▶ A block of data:
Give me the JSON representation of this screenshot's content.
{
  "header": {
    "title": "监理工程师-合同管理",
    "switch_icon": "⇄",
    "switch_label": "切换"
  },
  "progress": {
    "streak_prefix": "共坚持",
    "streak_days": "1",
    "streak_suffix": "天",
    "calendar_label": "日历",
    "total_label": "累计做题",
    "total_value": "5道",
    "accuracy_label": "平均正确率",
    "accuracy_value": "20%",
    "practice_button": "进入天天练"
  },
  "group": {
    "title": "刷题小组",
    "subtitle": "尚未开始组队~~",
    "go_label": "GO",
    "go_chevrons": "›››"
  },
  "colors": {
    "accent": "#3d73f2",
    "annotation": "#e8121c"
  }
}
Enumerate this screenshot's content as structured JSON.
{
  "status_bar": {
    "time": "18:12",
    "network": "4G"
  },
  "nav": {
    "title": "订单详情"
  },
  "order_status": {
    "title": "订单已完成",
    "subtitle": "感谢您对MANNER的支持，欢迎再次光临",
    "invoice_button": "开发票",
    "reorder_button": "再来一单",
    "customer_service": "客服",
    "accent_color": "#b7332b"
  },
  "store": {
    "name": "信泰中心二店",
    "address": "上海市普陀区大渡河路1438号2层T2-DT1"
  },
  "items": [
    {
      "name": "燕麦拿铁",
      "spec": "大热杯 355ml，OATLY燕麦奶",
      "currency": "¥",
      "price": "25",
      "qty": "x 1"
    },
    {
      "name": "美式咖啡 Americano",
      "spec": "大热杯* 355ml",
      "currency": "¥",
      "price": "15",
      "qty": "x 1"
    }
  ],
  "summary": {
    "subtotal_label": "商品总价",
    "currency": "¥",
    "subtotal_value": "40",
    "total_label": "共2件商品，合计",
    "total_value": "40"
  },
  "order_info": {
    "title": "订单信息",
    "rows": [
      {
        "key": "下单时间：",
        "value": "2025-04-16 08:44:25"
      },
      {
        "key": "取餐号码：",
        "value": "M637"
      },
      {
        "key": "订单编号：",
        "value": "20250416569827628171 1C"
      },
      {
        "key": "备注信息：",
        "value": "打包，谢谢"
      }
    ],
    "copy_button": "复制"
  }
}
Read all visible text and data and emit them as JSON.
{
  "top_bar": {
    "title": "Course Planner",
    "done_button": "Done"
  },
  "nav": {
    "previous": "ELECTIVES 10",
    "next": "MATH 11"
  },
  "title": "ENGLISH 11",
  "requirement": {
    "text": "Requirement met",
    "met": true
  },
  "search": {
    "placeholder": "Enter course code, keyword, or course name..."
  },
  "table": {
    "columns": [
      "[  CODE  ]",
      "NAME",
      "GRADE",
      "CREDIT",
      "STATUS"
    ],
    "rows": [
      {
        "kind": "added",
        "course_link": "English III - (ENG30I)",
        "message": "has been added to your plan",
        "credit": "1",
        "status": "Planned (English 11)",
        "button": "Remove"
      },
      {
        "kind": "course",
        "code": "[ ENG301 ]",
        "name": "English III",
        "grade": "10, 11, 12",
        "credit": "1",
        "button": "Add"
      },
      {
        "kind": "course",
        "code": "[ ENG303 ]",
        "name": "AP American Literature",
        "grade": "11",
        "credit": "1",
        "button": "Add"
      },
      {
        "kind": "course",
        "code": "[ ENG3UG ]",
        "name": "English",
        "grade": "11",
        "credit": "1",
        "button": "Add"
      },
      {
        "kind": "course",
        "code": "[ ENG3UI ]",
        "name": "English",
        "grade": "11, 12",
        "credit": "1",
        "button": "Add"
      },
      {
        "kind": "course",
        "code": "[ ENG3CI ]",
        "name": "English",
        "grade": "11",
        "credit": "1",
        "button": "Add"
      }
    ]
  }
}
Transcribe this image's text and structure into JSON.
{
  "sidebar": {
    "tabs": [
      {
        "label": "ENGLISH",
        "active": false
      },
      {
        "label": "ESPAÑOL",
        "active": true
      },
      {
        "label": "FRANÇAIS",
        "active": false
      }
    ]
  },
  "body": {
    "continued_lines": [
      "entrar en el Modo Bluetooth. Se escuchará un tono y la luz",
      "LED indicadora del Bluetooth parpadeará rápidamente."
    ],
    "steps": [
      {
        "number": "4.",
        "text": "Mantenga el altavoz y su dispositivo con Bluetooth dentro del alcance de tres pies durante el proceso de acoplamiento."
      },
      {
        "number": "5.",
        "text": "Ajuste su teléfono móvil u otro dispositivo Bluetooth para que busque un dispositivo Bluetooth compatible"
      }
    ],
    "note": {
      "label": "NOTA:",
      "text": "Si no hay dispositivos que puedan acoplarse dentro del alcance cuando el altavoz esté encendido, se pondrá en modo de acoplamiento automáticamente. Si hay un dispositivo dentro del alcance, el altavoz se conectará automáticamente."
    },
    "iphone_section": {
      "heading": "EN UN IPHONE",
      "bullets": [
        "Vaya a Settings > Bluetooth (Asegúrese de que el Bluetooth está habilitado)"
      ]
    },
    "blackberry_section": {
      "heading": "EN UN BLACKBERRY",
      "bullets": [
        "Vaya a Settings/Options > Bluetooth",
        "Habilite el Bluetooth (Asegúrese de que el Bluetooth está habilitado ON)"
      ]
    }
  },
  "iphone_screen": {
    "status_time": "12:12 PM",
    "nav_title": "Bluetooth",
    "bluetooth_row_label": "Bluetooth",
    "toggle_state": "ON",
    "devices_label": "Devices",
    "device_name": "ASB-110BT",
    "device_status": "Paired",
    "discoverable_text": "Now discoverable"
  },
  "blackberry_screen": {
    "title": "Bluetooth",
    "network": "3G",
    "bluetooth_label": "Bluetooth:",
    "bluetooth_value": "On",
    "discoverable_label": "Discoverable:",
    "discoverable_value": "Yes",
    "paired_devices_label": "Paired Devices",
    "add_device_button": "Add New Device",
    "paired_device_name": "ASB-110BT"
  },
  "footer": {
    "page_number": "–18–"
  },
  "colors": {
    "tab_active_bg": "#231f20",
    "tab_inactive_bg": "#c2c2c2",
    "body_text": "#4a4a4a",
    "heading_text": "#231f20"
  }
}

▶ EXERCISE BRIEF:
The required answer is a single number: the count of lines in the entries that hold the string "habilitado".

▶ WRITTEN RESPONSE:
2